*Supplied information*
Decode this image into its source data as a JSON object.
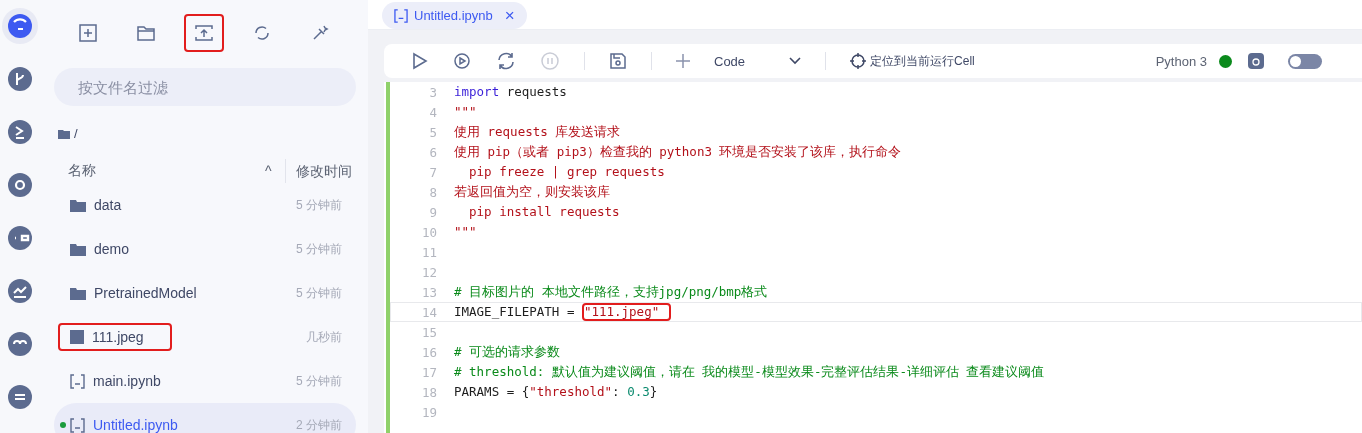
{
  "rail": [
    {
      "selected": true
    },
    {
      "selected": false
    },
    {
      "selected": false
    },
    {
      "selected": false
    },
    {
      "selected": false
    },
    {
      "selected": false
    },
    {
      "selected": false
    },
    {
      "selected": false
    }
  ],
  "file_toolbar": [
    {
      "highlighted": false
    },
    {
      "highlighted": false
    },
    {
      "highlighted": true
    },
    {
      "highlighted": false
    },
    {
      "highlighted": false
    }
  ],
  "filter": {
    "placeholder": "按文件名过滤"
  },
  "path": "/",
  "columns": {
    "name": "名称",
    "sort": "^",
    "modified": "修改时间"
  },
  "files": [
    {
      "kind": "folder",
      "name": "data",
      "time": "5 分钟前",
      "selected": false,
      "highlighted": false,
      "running": false
    },
    {
      "kind": "folder",
      "name": "demo",
      "time": "5 分钟前",
      "selected": false,
      "highlighted": false,
      "running": false
    },
    {
      "kind": "folder",
      "name": "PretrainedModel",
      "time": "5 分钟前",
      "selected": false,
      "highlighted": false,
      "running": false
    },
    {
      "kind": "image",
      "name": "111.jpeg",
      "time": "几秒前",
      "selected": false,
      "highlighted": true,
      "running": false
    },
    {
      "kind": "notebook",
      "name": "main.ipynb",
      "time": "5 分钟前",
      "selected": false,
      "highlighted": false,
      "running": false
    },
    {
      "kind": "notebook",
      "name": "Untitled.ipynb",
      "time": "2 分钟前",
      "selected": true,
      "highlighted": false,
      "running": true
    }
  ],
  "tab": {
    "title": "Untitled.ipynb",
    "close": "×"
  },
  "toolbar": {
    "cell_type": "Code",
    "locate": "定位到当前运行Cell",
    "kernel": "Python 3",
    "kernel_ok": true,
    "toggle_on": false
  },
  "code_lines": [
    {
      "number": "3",
      "active": false,
      "tokens": [
        {
          "kind": "keyword",
          "text": "import"
        },
        {
          "kind": "plain",
          "text": " requests"
        }
      ]
    },
    {
      "number": "4",
      "active": false,
      "tokens": [
        {
          "kind": "string",
          "text": "\"\"\""
        }
      ]
    },
    {
      "number": "5",
      "active": false,
      "tokens": [
        {
          "kind": "string",
          "text": "使用 requests 库发送请求"
        }
      ]
    },
    {
      "number": "6",
      "active": false,
      "tokens": [
        {
          "kind": "string",
          "text": "使用 pip（或者 pip3）检查我的 python3 环境是否安装了该库，执行命令"
        }
      ]
    },
    {
      "number": "7",
      "active": false,
      "tokens": [
        {
          "kind": "string",
          "text": "  pip freeze | grep requests"
        }
      ]
    },
    {
      "number": "8",
      "active": false,
      "tokens": [
        {
          "kind": "string",
          "text": "若返回值为空，则安装该库"
        }
      ]
    },
    {
      "number": "9",
      "active": false,
      "tokens": [
        {
          "kind": "string",
          "text": "  pip install requests"
        }
      ]
    },
    {
      "number": "10",
      "active": false,
      "tokens": [
        {
          "kind": "string",
          "text": "\"\"\""
        }
      ]
    },
    {
      "number": "11",
      "active": false
    },
    {
      "number": "12",
      "active": false
    },
    {
      "number": "13",
      "active": false,
      "tokens": [
        {
          "kind": "comment",
          "text": "# 目标图片的 本地文件路径，支持jpg/png/bmp格式"
        }
      ]
    },
    {
      "number": "14",
      "active": true,
      "tokens": [
        {
          "kind": "plain",
          "text": "IMAGE_FILEPATH = "
        },
        {
          "kind": "string",
          "text": "\"111.jpeg\"",
          "highlighted": true
        }
      ]
    },
    {
      "number": "15",
      "active": false
    },
    {
      "number": "16",
      "active": false,
      "tokens": [
        {
          "kind": "comment",
          "text": "# 可选的请求参数"
        }
      ]
    },
    {
      "number": "17",
      "active": false,
      "tokens": [
        {
          "kind": "comment",
          "text": "# threshold: 默认值为建议阈值，请在 我的模型-模型效果-完整评估结果-详细评估 查看建议阈值"
        }
      ]
    },
    {
      "number": "18",
      "active": false,
      "tokens": [
        {
          "kind": "plain",
          "text": "PARAMS = {"
        },
        {
          "kind": "string",
          "text": "\"threshold\""
        },
        {
          "kind": "plain",
          "text": ": "
        },
        {
          "kind": "number",
          "text": "0.3"
        },
        {
          "kind": "plain",
          "text": "}"
        }
      ]
    },
    {
      "number": "19",
      "active": false
    }
  ]
}
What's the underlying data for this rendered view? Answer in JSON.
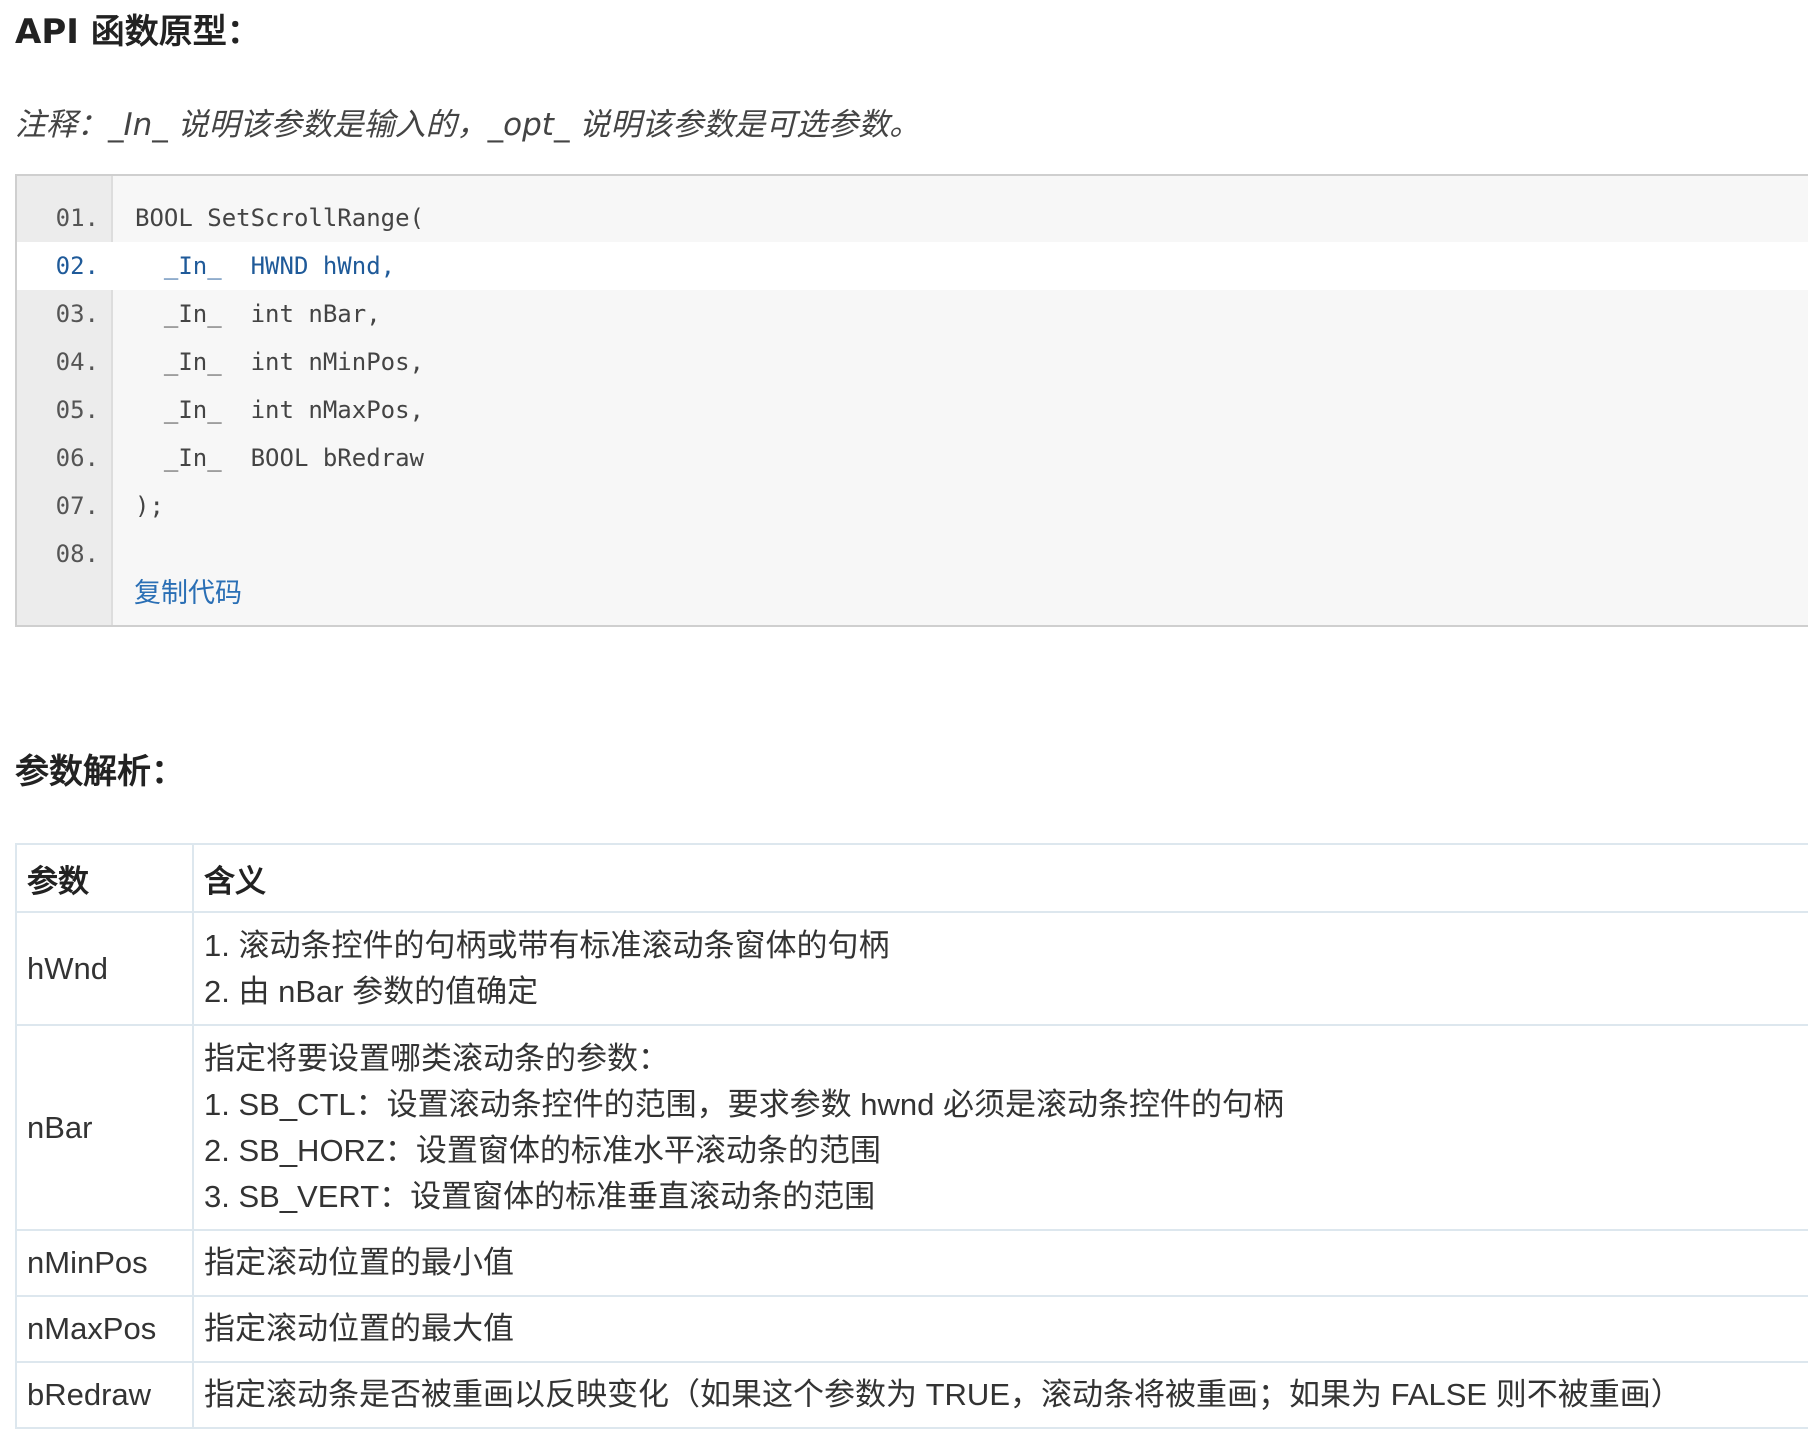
{
  "heading_api": "API 函数原型：",
  "note": "注释：_In_ 说明该参数是输入的，_opt_ 说明该参数是可选参数。",
  "code": {
    "lines": [
      {
        "num": "01.",
        "text": "BOOL SetScrollRange("
      },
      {
        "num": "02.",
        "text": "  _In_  HWND hWnd,"
      },
      {
        "num": "03.",
        "text": "  _In_  int nBar,"
      },
      {
        "num": "04.",
        "text": "  _In_  int nMinPos,"
      },
      {
        "num": "05.",
        "text": "  _In_  int nMaxPos,"
      },
      {
        "num": "06.",
        "text": "  _In_  BOOL bRedraw"
      },
      {
        "num": "07.",
        "text": ");"
      },
      {
        "num": "08.",
        "text": ""
      }
    ],
    "copy_label": "复制代码"
  },
  "heading_params": "参数解析：",
  "table": {
    "headers": [
      "参数",
      "含义"
    ],
    "rows": [
      {
        "param": "hWnd",
        "meaning": [
          "1. 滚动条控件的句柄或带有标准滚动条窗体的句柄",
          "2. 由 nBar 参数的值确定"
        ]
      },
      {
        "param": "nBar",
        "meaning": [
          "指定将要设置哪类滚动条的参数：",
          "1. SB_CTL：设置滚动条控件的范围，要求参数 hwnd 必须是滚动条控件的句柄",
          "2. SB_HORZ：设置窗体的标准水平滚动条的范围",
          "3. SB_VERT：设置窗体的标准垂直滚动条的范围"
        ]
      },
      {
        "param": "nMinPos",
        "meaning": [
          "指定滚动位置的最小值"
        ]
      },
      {
        "param": "nMaxPos",
        "meaning": [
          "指定滚动位置的最大值"
        ]
      },
      {
        "param": "bRedraw",
        "meaning": [
          "指定滚动条是否被重画以反映变化（如果这个参数为 TRUE，滚动条将被重画；如果为 FALSE 则不被重画）"
        ]
      }
    ]
  }
}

*Aim*
Transcribe the preceding listing in its entirety and with exact wording, leaving out pictures.

*Task solution*
Decode this image into its source data as a JSON object.
{
  "rail": [
    {
      "selected": true
    },
    {
      "selected": false
    },
    {
      "selected": false
    },
    {
      "selected": false
    },
    {
      "selected": false
    },
    {
      "selected": false
    },
    {
      "selected": false
    },
    {
      "selected": false
    }
  ],
  "file_toolbar": [
    {
      "highlighted": false
    },
    {
      "highlighted": false
    },
    {
      "highlighted": true
    },
    {
      "highlighted": false
    },
    {
      "highlighted": false
    }
  ],
  "filter": {
    "placeholder": "按文件名过滤"
  },
  "path": "/",
  "columns": {
    "name": "名称",
    "sort": "^",
    "modified": "修改时间"
  },
  "files": [
    {
      "kind": "folder",
      "name": "data",
      "time": "5 分钟前",
      "selected": false,
      "highlighted": false,
      "running": false
    },
    {
      "kind": "folder",
      "name": "demo",
      "time": "5 分钟前",
      "selected": false,
      "highlighted": false,
      "running": false
    },
    {
      "kind": "folder",
      "name": "PretrainedModel",
      "time": "5 分钟前",
      "selected": false,
      "highlighted": false,
      "running": false
    },
    {
      "kind": "image",
      "name": "111.jpeg",
      "time": "几秒前",
      "selected": false,
      "highlighted": true,
      "running": false
    },
    {
      "kind": "notebook",
      "name": "main.ipynb",
      "time": "5 分钟前",
      "selected": false,
      "highlighted": false,
      "running": false
    },
    {
      "kind": "notebook",
      "name": "Untitled.ipynb",
      "time": "2 分钟前",
      "selected": true,
      "highlighted": false,
      "running": true
    }
  ],
  "tab": {
    "title": "Untitled.ipynb",
    "close": "×"
  },
  "toolbar": {
    "cell_type": "Code",
    "locate": "定位到当前运行Cell",
    "kernel": "Python 3",
    "kernel_ok": true,
    "toggle_on": false
  },
  "code_lines": [
    {
      "number": "3",
      "active": false,
      "tokens": [
        {
          "kind": "keyword",
          "text": "import"
        },
        {
          "kind": "plain",
          "text": " requests"
        }
      ]
    },
    {
      "number": "4",
      "active": false,
      "tokens": [
        {
          "kind": "string",
          "text": "\"\"\""
        }
      ]
    },
    {
      "number": "5",
      "active": false,
      "tokens": [
        {
          "kind": "string",
          "text": "使用 requests 库发送请求"
        }
      ]
    },
    {
      "number": "6",
      "active": false,
      "tokens": [
        {
          "kind": "string",
          "text": "使用 pip（或者 pip3）检查我的 python3 环境是否安装了该库，执行命令"
        }
      ]
    },
    {
      "number": "7",
      "active": false,
      "tokens": [
        {
          "kind": "string",
          "text": "  pip freeze | grep requests"
        }
      ]
    },
    {
      "number": "8",
      "active": false,
      "tokens": [
        {
          "kind": "string",
          "text": "若返回值为空，则安装该库"
        }
      ]
    },
    {
      "number": "9",
      "active": false,
      "tokens": [
        {
          "kind": "string",
          "text": "  pip install requests"
        }
      ]
    },
    {
      "number": "10",
      "active": false,
      "tokens": [
        {
          "kind": "string",
          "text": "\"\"\""
        }
      ]
    },
    {
      "number": "11",
      "active": false
    },
    {
      "number": "12",
      "active": false
    },
    {
      "number": "13",
      "active": false,
      "tokens": [
        {
          "kind": "comment",
          "text": "# 目标图片的 本地文件路径，支持jpg/png/bmp格式"
        }
      ]
    },
    {
      "number": "14",
      "active": true,
      "tokens": [
        {
          "kind": "plain",
          "text": "IMAGE_FILEPATH = "
        },
        {
          "kind": "string",
          "text": "\"111.jpeg\"",
          "highlighted": true
        }
      ]
    },
    {
      "number": "15",
      "active": false
    },
    {
      "number": "16",
      "active": false,
      "tokens": [
        {
          "kind": "comment",
          "text": "# 可选的请求参数"
        }
      ]
    },
    {
      "number": "17",
      "active": false,
      "tokens": [
        {
          "kind": "comment",
          "text": "# threshold: 默认值为建议阈值，请在 我的模型-模型效果-完整评估结果-详细评估 查看建议阈值"
        }
      ]
    },
    {
      "number": "18",
      "active": false,
      "tokens": [
        {
          "kind": "plain",
          "text": "PARAMS = {"
        },
        {
          "kind": "string",
          "text": "\"threshold\""
        },
        {
          "kind": "plain",
          "text": ": "
        },
        {
          "kind": "number",
          "text": "0.3"
        },
        {
          "kind": "plain",
          "text": "}"
        }
      ]
    },
    {
      "number": "19",
      "active": false
    }
  ]
}
What's the underlying data for this rendered view? Answer in JSON.
{
  "heading_api": "API 函数原型：",
  "note": "注释：_In_ 说明该参数是输入的，_opt_ 说明该参数是可选参数。",
  "code": {
    "lines": [
      {
        "num": "01.",
        "text": "BOOL SetScrollRange("
      },
      {
        "num": "02.",
        "text": "  _In_  HWND hWnd,"
      },
      {
        "num": "03.",
        "text": "  _In_  int nBar,"
      },
      {
        "num": "04.",
        "text": "  _In_  int nMinPos,"
      },
      {
        "num": "05.",
        "text": "  _In_  int nMaxPos,"
      },
      {
        "num": "06.",
        "text": "  _In_  BOOL bRedraw"
      },
      {
        "num": "07.",
        "text": ");"
      },
      {
        "num": "08.",
        "text": ""
      }
    ],
    "copy_label": "复制代码"
  },
  "heading_params": "参数解析：",
  "table": {
    "headers": [
      "参数",
      "含义"
    ],
    "rows": [
      {
        "param": "hWnd",
        "meaning": [
          "1. 滚动条控件的句柄或带有标准滚动条窗体的句柄",
          "2. 由 nBar 参数的值确定"
        ]
      },
      {
        "param": "nBar",
        "meaning": [
          "指定将要设置哪类滚动条的参数：",
          "1. SB_CTL：设置滚动条控件的范围，要求参数 hwnd 必须是滚动条控件的句柄",
          "2. SB_HORZ：设置窗体的标准水平滚动条的范围",
          "3. SB_VERT：设置窗体的标准垂直滚动条的范围"
        ]
      },
      {
        "param": "nMinPos",
        "meaning": [
          "指定滚动位置的最小值"
        ]
      },
      {
        "param": "nMaxPos",
        "meaning": [
          "指定滚动位置的最大值"
        ]
      },
      {
        "param": "bRedraw",
        "meaning": [
          "指定滚动条是否被重画以反映变化（如果这个参数为 TRUE，滚动条将被重画；如果为 FALSE 则不被重画）"
        ]
      }
    ]
  }
}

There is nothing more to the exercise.